-- Written request --
Reply with one number: the count of lines in the listing that contain the string "睡房一衣柜大样图".

-- The data --

☆ ☆ ☆

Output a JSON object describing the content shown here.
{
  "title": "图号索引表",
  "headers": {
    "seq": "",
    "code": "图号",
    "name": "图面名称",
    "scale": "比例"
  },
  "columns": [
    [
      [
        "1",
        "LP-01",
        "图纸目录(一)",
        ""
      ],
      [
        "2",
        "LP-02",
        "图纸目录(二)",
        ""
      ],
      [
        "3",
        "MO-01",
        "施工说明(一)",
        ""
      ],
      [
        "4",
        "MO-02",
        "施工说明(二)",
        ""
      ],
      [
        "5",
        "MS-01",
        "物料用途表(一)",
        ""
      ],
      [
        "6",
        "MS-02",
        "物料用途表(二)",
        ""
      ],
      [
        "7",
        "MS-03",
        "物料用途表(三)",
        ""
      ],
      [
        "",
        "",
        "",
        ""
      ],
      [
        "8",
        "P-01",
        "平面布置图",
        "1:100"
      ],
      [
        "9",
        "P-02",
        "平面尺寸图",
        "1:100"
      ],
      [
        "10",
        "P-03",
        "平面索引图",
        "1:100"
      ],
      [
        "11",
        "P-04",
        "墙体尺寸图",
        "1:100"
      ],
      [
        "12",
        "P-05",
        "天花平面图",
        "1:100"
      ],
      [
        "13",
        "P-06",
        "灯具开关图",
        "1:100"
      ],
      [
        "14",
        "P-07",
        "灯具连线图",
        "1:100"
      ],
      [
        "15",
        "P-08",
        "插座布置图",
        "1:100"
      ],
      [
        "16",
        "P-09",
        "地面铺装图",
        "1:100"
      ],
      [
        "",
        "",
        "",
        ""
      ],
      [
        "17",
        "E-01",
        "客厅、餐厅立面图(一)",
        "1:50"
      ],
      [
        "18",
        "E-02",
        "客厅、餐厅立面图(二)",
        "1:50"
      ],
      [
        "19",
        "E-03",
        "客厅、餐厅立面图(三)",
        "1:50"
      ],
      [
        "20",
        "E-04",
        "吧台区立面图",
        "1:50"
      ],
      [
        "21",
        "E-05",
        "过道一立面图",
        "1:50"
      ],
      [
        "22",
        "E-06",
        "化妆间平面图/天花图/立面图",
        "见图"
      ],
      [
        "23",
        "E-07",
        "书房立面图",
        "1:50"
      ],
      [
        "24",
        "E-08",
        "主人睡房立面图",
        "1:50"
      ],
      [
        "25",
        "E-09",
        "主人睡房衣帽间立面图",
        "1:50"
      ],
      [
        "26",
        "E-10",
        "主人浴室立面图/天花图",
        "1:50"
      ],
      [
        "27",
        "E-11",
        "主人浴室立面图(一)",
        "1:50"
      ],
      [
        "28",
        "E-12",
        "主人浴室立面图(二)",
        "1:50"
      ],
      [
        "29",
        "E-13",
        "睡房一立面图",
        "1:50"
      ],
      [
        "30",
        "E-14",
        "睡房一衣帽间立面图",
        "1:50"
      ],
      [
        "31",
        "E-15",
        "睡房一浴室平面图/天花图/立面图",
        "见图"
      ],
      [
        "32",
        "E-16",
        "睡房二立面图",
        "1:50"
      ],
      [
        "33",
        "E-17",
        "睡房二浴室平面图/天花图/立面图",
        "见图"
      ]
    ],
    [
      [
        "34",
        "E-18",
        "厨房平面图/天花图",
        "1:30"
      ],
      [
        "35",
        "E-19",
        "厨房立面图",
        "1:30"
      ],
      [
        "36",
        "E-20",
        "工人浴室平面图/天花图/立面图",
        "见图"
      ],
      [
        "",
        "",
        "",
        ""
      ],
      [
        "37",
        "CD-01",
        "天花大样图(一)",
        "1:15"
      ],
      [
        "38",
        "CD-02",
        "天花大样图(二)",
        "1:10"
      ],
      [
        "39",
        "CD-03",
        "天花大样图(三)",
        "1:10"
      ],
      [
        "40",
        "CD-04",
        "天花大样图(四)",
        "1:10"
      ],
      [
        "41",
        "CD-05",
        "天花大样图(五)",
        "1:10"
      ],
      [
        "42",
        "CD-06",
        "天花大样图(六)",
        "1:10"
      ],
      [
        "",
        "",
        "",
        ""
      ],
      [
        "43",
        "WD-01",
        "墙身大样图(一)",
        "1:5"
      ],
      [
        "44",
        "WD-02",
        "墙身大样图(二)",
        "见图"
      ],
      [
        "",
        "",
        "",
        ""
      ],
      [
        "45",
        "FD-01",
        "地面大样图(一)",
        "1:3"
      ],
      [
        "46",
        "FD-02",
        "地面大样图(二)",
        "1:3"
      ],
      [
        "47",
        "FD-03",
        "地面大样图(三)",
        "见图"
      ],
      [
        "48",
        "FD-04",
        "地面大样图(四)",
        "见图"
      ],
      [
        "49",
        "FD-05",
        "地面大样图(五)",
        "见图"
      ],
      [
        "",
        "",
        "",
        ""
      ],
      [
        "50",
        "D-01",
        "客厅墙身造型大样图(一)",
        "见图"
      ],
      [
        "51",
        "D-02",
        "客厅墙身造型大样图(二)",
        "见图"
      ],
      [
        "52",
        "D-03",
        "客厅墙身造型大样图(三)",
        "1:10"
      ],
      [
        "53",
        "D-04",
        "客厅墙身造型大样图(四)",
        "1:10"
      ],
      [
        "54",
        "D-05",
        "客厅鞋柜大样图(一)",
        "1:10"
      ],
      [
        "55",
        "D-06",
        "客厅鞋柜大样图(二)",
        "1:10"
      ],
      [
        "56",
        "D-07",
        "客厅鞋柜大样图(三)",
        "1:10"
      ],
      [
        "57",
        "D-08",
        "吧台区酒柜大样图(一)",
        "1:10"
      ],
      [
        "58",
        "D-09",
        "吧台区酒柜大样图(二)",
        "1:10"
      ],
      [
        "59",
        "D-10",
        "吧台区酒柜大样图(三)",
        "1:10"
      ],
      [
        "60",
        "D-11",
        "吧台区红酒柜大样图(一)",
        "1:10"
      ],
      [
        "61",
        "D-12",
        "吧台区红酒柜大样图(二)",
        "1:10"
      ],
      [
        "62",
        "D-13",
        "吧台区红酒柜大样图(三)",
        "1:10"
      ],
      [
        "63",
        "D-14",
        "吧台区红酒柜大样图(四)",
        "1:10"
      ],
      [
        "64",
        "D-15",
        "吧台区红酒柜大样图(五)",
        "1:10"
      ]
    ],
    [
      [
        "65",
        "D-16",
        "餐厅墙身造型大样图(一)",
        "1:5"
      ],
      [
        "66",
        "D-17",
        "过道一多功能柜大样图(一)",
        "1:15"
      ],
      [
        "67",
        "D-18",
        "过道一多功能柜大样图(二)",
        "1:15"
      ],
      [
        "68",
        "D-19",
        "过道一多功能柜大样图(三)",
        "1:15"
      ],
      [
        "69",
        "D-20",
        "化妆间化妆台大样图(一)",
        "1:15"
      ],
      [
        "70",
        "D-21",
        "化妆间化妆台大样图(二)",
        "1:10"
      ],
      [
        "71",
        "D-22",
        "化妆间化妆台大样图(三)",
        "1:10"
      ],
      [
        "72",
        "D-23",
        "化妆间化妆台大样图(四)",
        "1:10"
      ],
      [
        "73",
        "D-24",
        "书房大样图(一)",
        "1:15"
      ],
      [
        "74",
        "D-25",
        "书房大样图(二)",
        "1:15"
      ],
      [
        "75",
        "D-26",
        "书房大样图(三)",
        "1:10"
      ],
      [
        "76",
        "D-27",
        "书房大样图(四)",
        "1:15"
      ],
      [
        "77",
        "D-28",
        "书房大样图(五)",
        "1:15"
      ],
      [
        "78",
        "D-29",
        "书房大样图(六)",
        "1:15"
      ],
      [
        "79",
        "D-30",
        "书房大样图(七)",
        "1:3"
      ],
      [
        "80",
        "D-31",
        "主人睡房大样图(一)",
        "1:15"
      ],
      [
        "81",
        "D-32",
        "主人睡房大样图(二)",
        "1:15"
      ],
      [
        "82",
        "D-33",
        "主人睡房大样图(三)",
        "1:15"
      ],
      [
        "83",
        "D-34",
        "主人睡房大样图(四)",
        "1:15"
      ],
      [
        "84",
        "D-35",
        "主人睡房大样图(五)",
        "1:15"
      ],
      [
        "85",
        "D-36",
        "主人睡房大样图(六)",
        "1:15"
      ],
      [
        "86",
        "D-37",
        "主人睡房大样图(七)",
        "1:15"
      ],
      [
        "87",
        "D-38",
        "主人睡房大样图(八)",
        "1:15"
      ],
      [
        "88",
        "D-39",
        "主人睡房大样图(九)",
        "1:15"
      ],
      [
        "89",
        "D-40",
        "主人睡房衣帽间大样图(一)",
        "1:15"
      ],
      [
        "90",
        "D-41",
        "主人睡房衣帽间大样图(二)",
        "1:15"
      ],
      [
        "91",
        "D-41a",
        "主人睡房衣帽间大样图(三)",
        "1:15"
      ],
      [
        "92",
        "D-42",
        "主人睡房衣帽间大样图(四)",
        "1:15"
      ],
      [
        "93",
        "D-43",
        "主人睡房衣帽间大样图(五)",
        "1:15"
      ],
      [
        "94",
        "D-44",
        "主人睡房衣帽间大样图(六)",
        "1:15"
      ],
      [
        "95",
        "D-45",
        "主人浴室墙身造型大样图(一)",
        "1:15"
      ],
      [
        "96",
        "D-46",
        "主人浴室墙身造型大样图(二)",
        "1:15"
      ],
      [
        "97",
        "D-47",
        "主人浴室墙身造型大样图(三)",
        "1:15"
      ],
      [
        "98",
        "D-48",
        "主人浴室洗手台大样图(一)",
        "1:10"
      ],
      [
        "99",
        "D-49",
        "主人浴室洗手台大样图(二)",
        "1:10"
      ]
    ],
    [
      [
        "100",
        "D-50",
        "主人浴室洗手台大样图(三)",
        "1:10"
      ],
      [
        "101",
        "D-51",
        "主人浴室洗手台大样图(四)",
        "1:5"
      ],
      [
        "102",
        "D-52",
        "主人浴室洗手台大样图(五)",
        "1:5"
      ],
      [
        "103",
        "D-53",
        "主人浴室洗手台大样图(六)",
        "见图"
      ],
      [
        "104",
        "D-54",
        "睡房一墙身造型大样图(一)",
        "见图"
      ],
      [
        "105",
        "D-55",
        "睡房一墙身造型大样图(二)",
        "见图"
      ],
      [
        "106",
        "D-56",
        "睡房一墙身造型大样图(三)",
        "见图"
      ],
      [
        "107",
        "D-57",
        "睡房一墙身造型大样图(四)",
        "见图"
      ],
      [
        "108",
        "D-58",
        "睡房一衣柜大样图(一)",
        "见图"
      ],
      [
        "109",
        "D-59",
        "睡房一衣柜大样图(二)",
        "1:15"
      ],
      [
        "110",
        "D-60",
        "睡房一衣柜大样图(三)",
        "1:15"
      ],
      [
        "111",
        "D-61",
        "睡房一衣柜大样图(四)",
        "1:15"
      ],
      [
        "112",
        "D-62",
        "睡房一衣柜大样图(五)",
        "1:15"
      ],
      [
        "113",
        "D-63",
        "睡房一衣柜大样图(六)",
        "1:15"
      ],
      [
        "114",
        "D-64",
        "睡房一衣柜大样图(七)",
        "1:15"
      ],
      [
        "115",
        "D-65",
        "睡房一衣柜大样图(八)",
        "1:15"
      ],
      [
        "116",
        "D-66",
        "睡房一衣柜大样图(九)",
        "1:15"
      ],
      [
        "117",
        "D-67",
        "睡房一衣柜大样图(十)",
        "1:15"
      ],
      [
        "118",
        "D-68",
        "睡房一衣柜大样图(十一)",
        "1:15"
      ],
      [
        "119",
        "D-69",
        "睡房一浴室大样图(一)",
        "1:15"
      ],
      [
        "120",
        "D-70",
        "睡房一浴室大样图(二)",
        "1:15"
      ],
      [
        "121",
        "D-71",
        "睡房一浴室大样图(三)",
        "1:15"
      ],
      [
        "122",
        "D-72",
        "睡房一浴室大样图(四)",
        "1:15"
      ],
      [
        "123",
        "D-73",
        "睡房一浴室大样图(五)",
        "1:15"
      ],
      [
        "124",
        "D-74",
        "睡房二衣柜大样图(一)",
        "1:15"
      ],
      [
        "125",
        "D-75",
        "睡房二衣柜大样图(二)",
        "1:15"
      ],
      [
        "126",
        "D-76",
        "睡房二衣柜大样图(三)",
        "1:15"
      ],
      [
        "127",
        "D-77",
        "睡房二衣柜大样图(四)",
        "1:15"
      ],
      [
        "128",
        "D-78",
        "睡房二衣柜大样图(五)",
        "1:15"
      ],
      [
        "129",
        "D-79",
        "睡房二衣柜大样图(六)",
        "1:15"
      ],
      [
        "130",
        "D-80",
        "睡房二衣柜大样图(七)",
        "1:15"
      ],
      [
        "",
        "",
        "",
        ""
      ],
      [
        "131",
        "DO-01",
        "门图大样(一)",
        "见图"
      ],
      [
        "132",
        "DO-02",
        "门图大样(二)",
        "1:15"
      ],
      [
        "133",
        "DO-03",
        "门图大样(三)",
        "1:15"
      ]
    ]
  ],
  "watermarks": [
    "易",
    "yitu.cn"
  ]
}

☆ ☆ ☆

-- Answer below --
11